Exercise directions
Quote, verbatim, all material below, without pictures.

BEGIN Data extract

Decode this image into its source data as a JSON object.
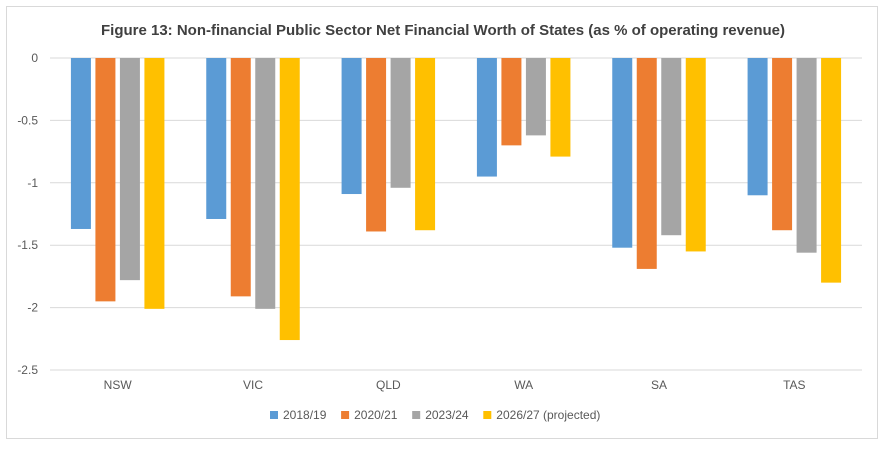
{
  "chart_data": {
    "type": "bar",
    "title": "Figure 13: Non-financial Public Sector Net Financial Worth of States (as % of operating revenue)",
    "xlabel": "",
    "ylabel": "",
    "categories": [
      "NSW",
      "VIC",
      "QLD",
      "WA",
      "SA",
      "TAS"
    ],
    "ylim": [
      -2.5,
      0
    ],
    "yticks": [
      0,
      -0.5,
      -1,
      -1.5,
      -2,
      -2.5
    ],
    "ytick_labels": [
      "0",
      "-0.5",
      "-1",
      "-1.5",
      "-2",
      "-2.5"
    ],
    "grid": true,
    "legend_position": "bottom",
    "series": [
      {
        "name": "2018/19",
        "color": "#5b9bd5",
        "values": [
          -1.37,
          -1.29,
          -1.09,
          -0.95,
          -1.52,
          -1.1
        ]
      },
      {
        "name": "2020/21",
        "color": "#ed7d31",
        "values": [
          -1.95,
          -1.91,
          -1.39,
          -0.7,
          -1.69,
          -1.38
        ]
      },
      {
        "name": "2023/24",
        "color": "#a5a5a5",
        "values": [
          -1.78,
          -2.01,
          -1.04,
          -0.62,
          -1.42,
          -1.56
        ]
      },
      {
        "name": "2026/27 (projected)",
        "color": "#ffc000",
        "values": [
          -2.01,
          -2.26,
          -1.38,
          -0.79,
          -1.55,
          -1.8
        ]
      }
    ]
  }
}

END Data extract

Response below
Decode this image into its source data as a JSON object.
{
  "chart_data": {
    "type": "bar",
    "title": "Figure 13: Non-financial Public Sector Net Financial Worth of States (as % of operating revenue)",
    "xlabel": "",
    "ylabel": "",
    "categories": [
      "NSW",
      "VIC",
      "QLD",
      "WA",
      "SA",
      "TAS"
    ],
    "ylim": [
      -2.5,
      0
    ],
    "yticks": [
      0,
      -0.5,
      -1,
      -1.5,
      -2,
      -2.5
    ],
    "ytick_labels": [
      "0",
      "-0.5",
      "-1",
      "-1.5",
      "-2",
      "-2.5"
    ],
    "grid": true,
    "legend_position": "bottom",
    "series": [
      {
        "name": "2018/19",
        "color": "#5b9bd5",
        "values": [
          -1.37,
          -1.29,
          -1.09,
          -0.95,
          -1.52,
          -1.1
        ]
      },
      {
        "name": "2020/21",
        "color": "#ed7d31",
        "values": [
          -1.95,
          -1.91,
          -1.39,
          -0.7,
          -1.69,
          -1.38
        ]
      },
      {
        "name": "2023/24",
        "color": "#a5a5a5",
        "values": [
          -1.78,
          -2.01,
          -1.04,
          -0.62,
          -1.42,
          -1.56
        ]
      },
      {
        "name": "2026/27 (projected)",
        "color": "#ffc000",
        "values": [
          -2.01,
          -2.26,
          -1.38,
          -0.79,
          -1.55,
          -1.8
        ]
      }
    ]
  }
}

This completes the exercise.